What to produce
Please carry on the reader comment below, which challenges Scientific American's stated reasons for removing a blog post, beginning right after its last sentence.

Text shown
START

By Mariette DiChristina | October 13, 2013
http://blogs.scientificamerican.com/at-scientific-american/2013/10/13/a-message-from-mariette-dichristina-editor-in-chief

Skip all the babble and read this comment #22:

[cit]
22. Crip Dyke 4:03 pm 10/13/2013

    While theoretically one could delete the posts for reasons of both legal liability **and** irrelevance, you have not asserted overlapping reasons. You have asserted two, different reasons.

    I’m having real trouble with the idea that you deleted the post but did not know why you deleted the post, if the reason was reasons of legal liability: LL is not gut wrongness, it is a condition of which one becomes aware by conscious analysis.

    So either you were consciously aware of an issue of LL which motivated the takedown, and falsely said it was due to the post’s irrelevance to SciAm’s mission, or you were not consciously aware of such an issue and/or LL did not motivate the take down, and falsely state here that your awareness of LL was in fact the motive.

    It is hard to escape the conclusion that intentional deception – lying – is occurring here. Help me out: how is it possible for both your tweet on friday to be true and for your assertion here about LL motivating the takedown to be true?

    As a separate issue, you state, “In removing the post, we were in no way commenting upon the substance of the post…”.

END

Excerpted data
START

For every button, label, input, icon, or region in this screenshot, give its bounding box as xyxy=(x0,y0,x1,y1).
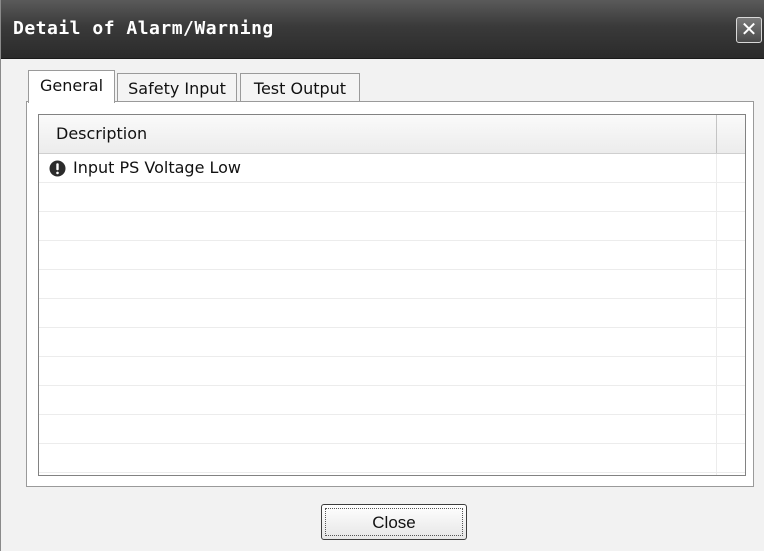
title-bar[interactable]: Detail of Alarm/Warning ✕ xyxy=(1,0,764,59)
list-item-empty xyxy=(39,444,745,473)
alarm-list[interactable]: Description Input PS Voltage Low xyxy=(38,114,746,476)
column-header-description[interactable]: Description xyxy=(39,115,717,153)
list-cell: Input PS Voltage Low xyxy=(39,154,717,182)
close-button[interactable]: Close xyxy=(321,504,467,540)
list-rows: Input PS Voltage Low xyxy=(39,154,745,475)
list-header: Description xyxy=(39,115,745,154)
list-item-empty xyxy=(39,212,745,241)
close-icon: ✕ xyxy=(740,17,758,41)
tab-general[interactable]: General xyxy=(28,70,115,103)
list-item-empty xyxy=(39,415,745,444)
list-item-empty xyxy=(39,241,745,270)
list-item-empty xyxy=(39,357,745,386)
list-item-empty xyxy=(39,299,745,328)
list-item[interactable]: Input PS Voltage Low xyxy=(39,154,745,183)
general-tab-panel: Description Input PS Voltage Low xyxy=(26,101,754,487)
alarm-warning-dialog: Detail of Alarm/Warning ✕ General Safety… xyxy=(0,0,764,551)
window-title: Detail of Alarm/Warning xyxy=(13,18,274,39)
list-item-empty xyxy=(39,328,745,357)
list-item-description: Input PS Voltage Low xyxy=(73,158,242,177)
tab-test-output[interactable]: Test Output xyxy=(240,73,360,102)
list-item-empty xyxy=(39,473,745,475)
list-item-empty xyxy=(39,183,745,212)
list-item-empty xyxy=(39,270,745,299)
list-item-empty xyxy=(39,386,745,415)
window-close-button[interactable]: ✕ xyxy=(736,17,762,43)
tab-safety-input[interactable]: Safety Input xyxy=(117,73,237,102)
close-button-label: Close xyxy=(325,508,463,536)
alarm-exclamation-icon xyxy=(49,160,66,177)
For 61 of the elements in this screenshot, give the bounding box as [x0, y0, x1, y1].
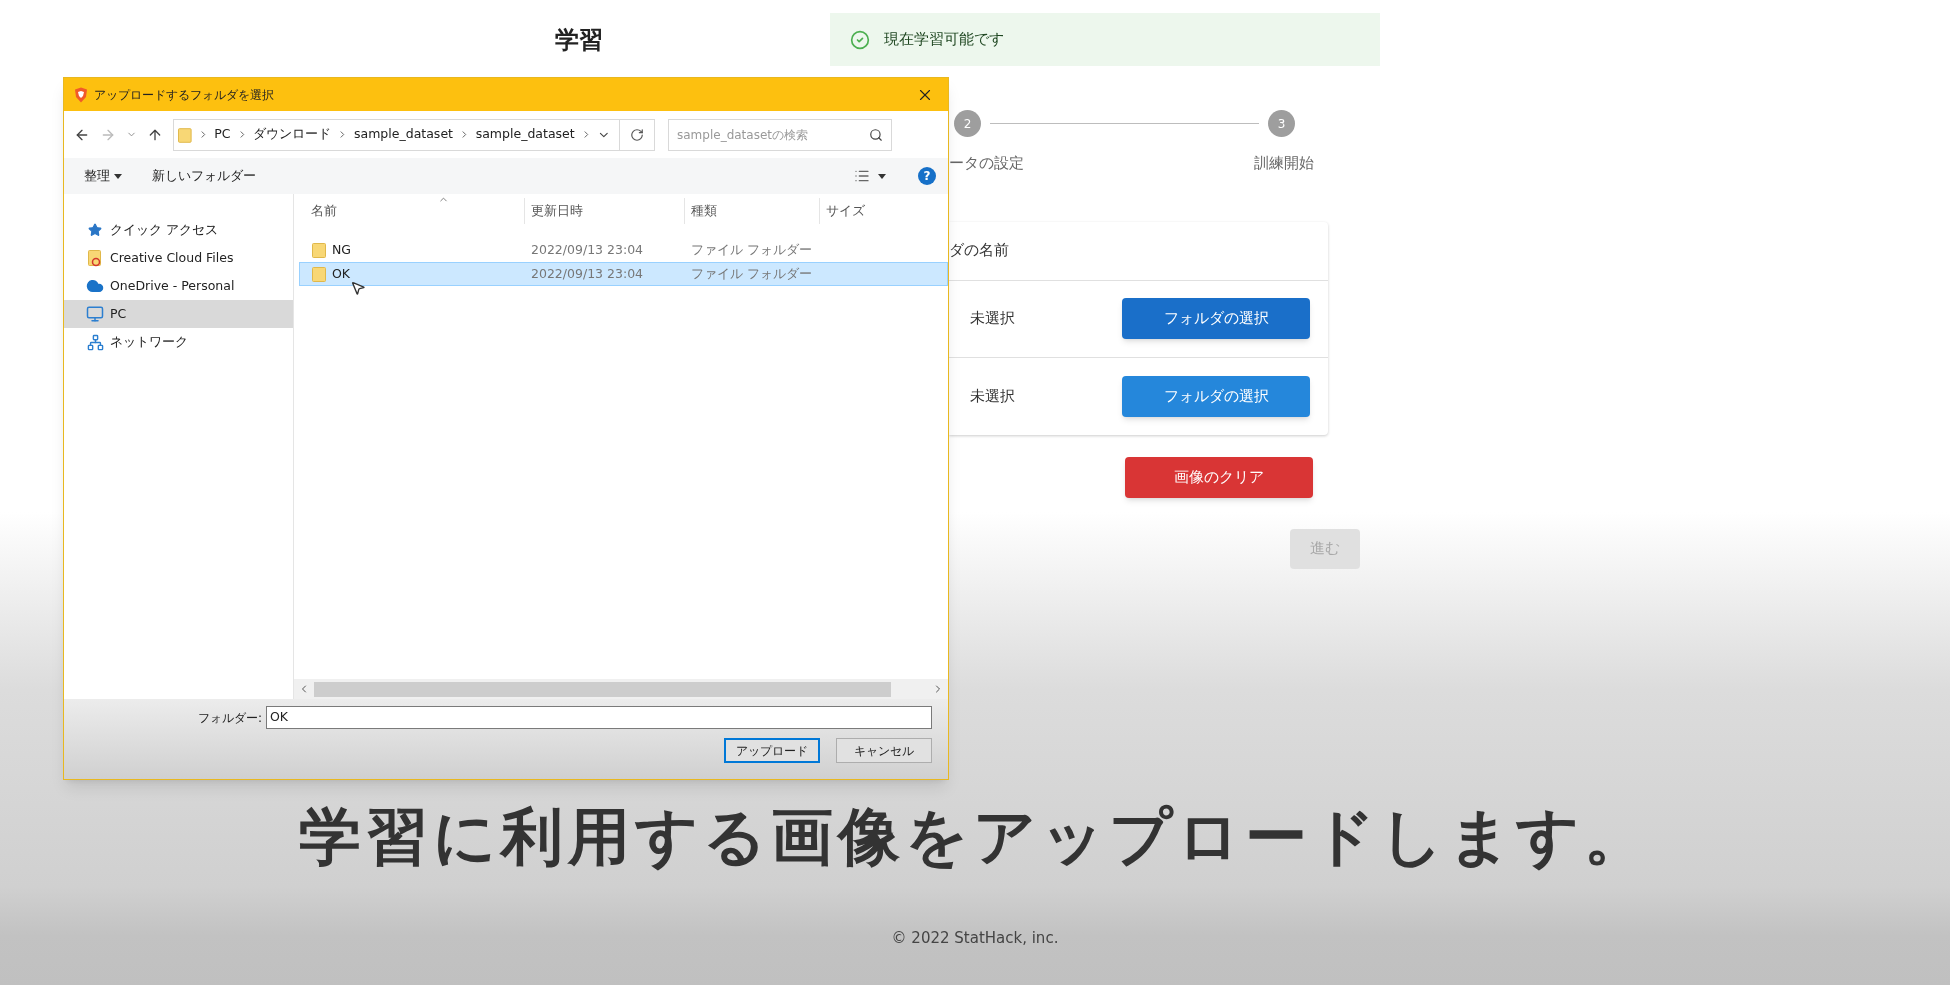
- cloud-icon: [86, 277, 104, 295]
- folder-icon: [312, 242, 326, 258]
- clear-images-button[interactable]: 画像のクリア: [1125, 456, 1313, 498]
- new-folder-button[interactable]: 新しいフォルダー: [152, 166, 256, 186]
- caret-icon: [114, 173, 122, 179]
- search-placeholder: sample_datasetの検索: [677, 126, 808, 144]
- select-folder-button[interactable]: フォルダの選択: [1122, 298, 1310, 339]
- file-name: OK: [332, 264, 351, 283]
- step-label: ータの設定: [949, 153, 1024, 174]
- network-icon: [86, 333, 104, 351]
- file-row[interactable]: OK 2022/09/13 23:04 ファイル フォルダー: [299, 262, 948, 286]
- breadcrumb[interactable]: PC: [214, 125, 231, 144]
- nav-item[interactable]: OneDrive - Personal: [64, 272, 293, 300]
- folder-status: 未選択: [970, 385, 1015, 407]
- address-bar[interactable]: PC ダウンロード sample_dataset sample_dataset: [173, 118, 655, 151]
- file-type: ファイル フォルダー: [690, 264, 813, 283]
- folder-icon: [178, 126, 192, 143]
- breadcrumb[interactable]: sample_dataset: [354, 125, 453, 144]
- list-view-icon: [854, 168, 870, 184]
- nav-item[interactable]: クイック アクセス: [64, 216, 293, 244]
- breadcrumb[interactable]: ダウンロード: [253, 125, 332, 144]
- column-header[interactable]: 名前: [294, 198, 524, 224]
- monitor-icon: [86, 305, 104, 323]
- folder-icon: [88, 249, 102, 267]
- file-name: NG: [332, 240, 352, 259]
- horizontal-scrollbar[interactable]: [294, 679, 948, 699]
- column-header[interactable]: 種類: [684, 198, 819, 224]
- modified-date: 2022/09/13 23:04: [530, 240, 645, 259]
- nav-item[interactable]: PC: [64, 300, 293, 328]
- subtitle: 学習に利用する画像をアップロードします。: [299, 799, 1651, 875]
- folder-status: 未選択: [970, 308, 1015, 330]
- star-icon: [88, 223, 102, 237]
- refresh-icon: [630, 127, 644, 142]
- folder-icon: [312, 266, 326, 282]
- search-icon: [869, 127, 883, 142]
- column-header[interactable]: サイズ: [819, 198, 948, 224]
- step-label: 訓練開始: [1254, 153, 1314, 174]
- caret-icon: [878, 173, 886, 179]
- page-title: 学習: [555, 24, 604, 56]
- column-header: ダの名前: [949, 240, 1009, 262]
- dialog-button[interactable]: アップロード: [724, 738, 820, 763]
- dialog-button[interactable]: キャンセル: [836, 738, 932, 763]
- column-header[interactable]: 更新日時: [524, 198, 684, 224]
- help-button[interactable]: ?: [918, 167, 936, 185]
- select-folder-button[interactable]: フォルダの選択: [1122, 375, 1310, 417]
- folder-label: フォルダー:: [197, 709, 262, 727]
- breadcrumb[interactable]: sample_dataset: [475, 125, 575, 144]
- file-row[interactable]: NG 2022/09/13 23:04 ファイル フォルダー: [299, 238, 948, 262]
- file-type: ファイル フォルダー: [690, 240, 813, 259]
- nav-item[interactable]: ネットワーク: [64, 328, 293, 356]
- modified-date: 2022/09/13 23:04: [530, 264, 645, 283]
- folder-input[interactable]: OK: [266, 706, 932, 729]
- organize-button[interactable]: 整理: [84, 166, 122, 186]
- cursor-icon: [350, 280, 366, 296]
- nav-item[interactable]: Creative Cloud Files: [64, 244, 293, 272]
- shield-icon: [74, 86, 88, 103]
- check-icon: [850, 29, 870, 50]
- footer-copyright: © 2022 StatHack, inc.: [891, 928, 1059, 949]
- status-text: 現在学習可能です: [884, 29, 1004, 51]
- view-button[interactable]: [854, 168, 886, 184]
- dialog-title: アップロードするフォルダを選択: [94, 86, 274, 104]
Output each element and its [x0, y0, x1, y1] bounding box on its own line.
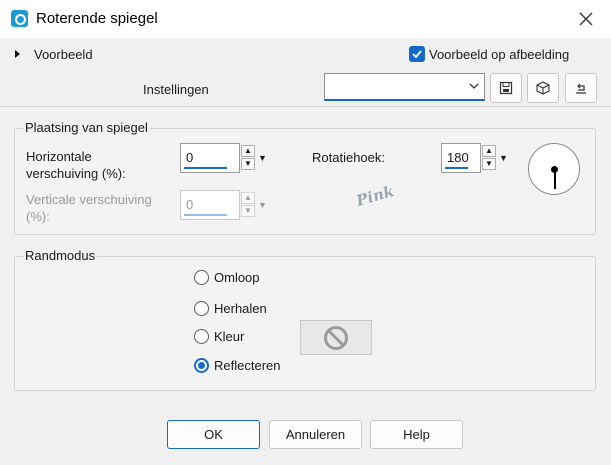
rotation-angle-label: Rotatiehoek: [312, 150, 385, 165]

END

Output
    Sure that’s true. However, then you went on twitter to say that the substance of the post was so outside the mission of SciAm that the post must be removed. The removal itself was not the comment, but you have, in fact, commented on the substance of the post. Do not mistake the criticism you have received as being an evidence-free assumption about a non-verbal statement implied by the takedown itself. We have evidence. You have provided comment. This sidesteps the issue and makes me concerned you do not believe that SciAm has done anything wrong here.

    This is furthered by the following statement: “a publisher must be able to protect its interests and Scientific American bloggers are informed that we may remove their blog posts at any time when they agree to blog for us…”

    To be blunt, no one has challenged your right to control content on your site. Your critics have challenged whether the exercise of your control, in this case, was ethically right. If you are relying on, “I own the network, I can do what I want,” you must realize that the same objections apply to a pair of siblings who, on a subway, swing a bat that they themselves own and carelessly strike another passenger. When it strikes that other in the head, “I own the bat and decisions about when and how to swing it go to the core of my property rights over the bat,” miss the point. Your right to control the blog network is not in question.

    What is in question is the ethics you employ in making decisions about the exercise of power that comes with that ownership. “I own the network” is not going to change the minds of content providers considering jumping ship. It is **because** you own the network that some content providers are considering jumping ship.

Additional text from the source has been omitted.